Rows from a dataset
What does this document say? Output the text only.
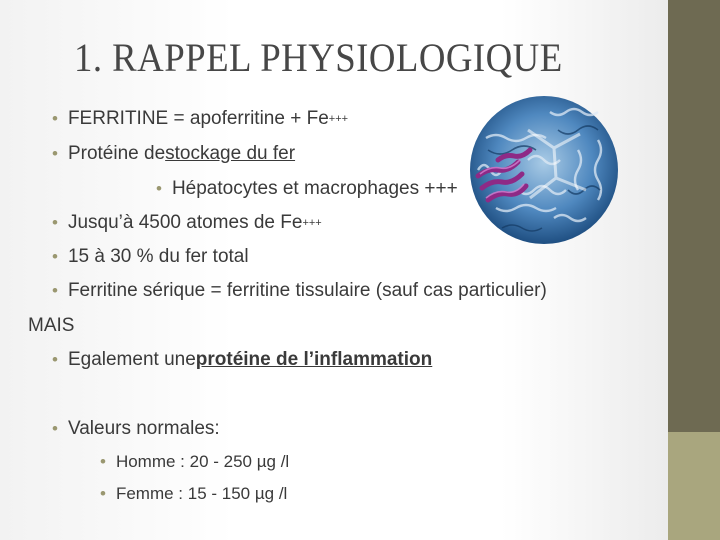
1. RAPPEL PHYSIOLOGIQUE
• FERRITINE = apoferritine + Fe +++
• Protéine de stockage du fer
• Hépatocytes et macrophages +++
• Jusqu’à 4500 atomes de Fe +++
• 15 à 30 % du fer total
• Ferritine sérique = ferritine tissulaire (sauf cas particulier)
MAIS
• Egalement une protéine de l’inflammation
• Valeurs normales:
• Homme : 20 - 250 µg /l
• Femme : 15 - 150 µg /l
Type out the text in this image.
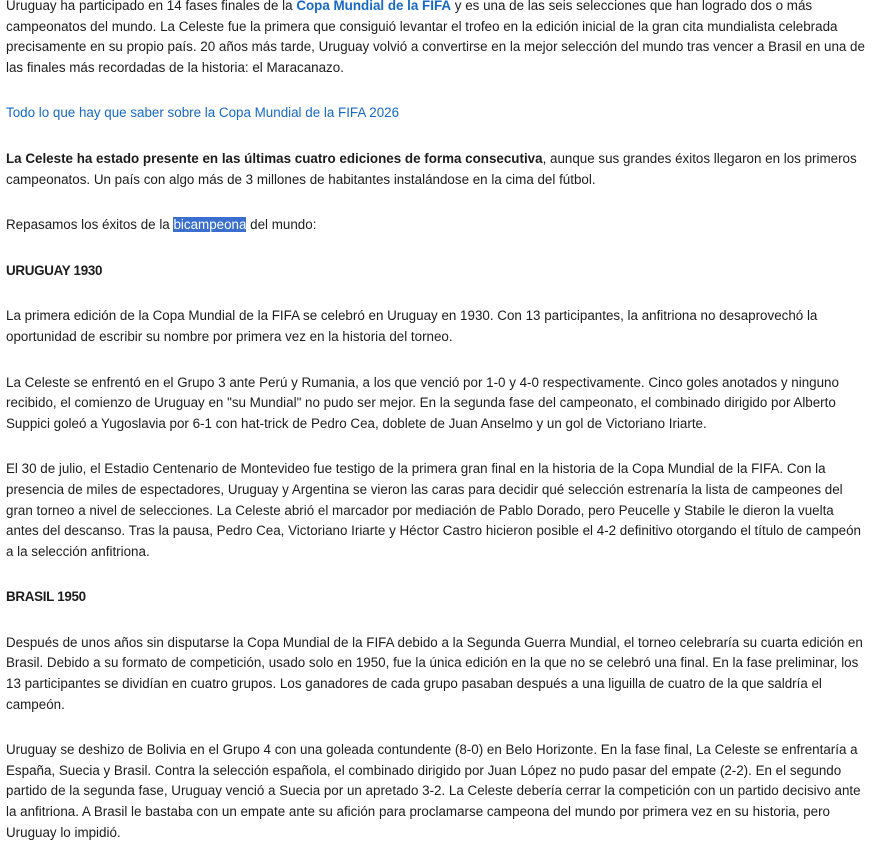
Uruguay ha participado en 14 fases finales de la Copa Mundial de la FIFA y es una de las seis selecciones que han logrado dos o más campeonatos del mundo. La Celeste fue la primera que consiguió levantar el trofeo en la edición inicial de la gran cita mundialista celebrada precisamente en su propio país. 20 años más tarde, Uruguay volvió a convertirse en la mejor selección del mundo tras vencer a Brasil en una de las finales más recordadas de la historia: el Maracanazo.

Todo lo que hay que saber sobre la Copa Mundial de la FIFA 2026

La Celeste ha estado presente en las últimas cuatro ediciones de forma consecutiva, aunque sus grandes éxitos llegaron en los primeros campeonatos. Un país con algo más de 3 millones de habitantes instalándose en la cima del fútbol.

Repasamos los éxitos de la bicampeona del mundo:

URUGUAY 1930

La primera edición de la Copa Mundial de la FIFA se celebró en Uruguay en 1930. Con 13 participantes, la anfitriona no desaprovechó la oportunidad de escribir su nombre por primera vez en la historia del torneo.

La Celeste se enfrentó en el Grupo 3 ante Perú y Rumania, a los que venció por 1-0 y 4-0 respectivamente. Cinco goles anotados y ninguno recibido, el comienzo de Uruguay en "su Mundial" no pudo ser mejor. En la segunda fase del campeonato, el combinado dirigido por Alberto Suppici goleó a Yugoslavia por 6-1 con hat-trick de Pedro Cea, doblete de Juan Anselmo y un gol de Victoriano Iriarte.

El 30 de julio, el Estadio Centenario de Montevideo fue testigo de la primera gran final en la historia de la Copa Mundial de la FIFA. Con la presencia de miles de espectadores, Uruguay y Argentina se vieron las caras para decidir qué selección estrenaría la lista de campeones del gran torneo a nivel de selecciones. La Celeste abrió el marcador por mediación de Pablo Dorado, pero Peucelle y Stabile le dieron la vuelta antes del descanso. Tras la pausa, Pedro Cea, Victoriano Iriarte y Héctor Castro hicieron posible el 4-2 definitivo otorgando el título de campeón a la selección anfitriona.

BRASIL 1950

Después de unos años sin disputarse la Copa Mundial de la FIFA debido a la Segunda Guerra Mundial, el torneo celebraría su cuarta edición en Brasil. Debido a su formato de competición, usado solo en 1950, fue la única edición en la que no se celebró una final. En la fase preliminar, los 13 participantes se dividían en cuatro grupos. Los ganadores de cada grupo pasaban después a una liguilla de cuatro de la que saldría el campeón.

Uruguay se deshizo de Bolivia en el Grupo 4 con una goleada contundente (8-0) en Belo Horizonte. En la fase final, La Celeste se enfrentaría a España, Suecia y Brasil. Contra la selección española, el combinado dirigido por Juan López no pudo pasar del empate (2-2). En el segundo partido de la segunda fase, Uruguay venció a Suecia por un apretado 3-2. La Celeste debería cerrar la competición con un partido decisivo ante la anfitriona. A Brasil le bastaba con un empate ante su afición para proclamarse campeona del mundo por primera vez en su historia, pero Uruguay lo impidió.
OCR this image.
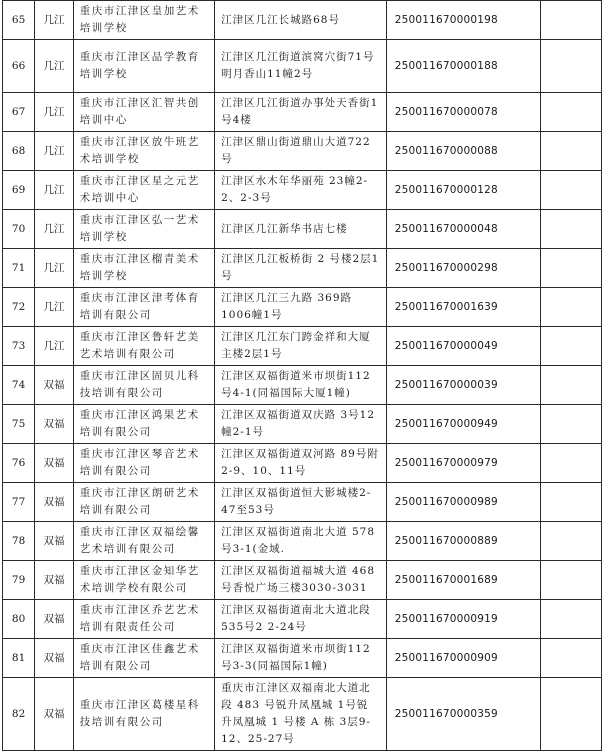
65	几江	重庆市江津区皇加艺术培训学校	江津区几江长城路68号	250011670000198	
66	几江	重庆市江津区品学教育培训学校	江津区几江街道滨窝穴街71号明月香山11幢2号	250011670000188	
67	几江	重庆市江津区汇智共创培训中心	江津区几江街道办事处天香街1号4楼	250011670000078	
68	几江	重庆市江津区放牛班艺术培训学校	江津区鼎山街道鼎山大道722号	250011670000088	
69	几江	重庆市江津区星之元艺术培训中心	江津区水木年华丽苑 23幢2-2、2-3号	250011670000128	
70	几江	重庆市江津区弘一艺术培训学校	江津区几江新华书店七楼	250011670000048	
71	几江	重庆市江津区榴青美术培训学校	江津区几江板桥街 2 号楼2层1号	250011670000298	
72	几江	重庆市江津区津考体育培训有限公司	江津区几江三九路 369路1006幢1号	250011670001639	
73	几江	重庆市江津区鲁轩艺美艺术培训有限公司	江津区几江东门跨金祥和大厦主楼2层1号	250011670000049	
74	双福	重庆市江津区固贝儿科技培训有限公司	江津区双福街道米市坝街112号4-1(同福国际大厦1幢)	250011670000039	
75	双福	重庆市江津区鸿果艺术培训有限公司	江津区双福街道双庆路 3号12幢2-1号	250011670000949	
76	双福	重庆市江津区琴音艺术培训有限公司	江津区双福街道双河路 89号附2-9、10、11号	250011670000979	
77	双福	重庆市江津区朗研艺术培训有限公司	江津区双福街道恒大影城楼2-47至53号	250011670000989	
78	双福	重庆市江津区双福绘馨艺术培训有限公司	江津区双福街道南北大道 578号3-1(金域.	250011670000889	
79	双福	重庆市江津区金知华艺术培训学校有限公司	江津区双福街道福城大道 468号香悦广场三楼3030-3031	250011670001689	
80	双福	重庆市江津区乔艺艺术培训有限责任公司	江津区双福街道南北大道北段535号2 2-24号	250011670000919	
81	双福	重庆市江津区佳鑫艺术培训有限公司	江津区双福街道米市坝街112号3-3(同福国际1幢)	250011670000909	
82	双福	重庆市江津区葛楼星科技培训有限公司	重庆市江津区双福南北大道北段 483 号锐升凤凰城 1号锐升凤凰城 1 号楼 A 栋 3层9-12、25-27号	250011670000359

--

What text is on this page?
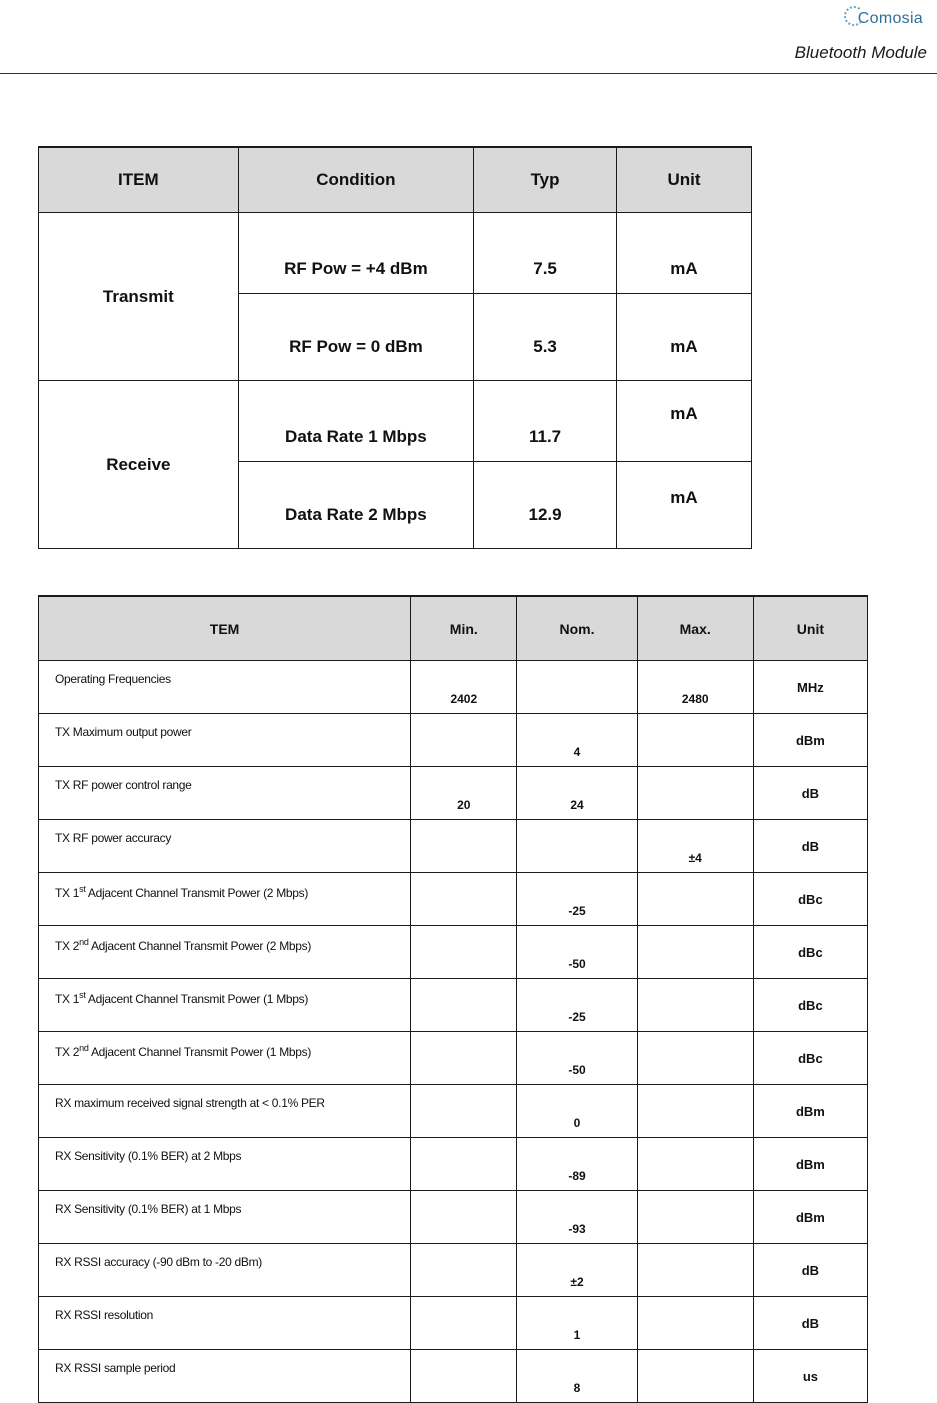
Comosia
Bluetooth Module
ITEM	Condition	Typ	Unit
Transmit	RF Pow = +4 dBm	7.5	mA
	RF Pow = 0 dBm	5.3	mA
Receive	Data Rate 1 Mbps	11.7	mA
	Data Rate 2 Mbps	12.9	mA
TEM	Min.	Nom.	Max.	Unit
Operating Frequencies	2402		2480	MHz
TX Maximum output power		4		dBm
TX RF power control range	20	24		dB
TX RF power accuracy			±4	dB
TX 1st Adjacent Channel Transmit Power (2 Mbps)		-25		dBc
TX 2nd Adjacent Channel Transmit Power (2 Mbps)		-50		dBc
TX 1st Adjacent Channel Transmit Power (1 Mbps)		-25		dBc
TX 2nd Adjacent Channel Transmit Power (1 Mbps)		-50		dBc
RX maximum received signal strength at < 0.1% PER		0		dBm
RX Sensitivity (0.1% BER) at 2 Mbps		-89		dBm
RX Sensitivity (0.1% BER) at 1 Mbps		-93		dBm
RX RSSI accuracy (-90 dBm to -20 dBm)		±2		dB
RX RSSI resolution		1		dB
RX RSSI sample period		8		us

...

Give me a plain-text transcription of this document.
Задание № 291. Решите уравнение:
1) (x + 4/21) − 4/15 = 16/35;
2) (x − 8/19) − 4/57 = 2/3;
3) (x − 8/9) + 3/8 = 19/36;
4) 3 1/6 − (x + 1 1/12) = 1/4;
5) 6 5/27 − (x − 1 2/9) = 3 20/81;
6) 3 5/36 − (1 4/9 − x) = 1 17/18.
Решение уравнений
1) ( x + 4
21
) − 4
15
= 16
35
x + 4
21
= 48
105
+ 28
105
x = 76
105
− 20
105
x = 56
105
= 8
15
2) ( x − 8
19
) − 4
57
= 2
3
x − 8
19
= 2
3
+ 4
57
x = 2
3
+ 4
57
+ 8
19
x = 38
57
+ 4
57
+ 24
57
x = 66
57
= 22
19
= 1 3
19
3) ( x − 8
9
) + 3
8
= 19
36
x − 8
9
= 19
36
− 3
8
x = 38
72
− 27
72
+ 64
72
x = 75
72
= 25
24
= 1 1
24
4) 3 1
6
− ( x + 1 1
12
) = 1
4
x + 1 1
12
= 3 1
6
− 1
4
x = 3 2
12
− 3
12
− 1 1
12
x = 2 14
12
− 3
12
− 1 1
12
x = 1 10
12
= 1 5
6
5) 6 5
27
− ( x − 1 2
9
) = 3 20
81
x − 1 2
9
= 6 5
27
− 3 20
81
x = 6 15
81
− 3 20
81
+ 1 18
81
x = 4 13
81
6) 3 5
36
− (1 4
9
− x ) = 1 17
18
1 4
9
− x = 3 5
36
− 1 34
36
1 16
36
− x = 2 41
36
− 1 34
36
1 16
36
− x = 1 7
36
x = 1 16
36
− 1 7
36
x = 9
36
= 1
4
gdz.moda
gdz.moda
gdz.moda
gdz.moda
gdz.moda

*Goal of the exercise*. Extract all lines of the records above that include "this".

*Reply to the task*.
What does this document say? Output the text only.
Type out the text in this image.
OCR this image.
What text is on this page?
Give me a plain-text transcription of this document.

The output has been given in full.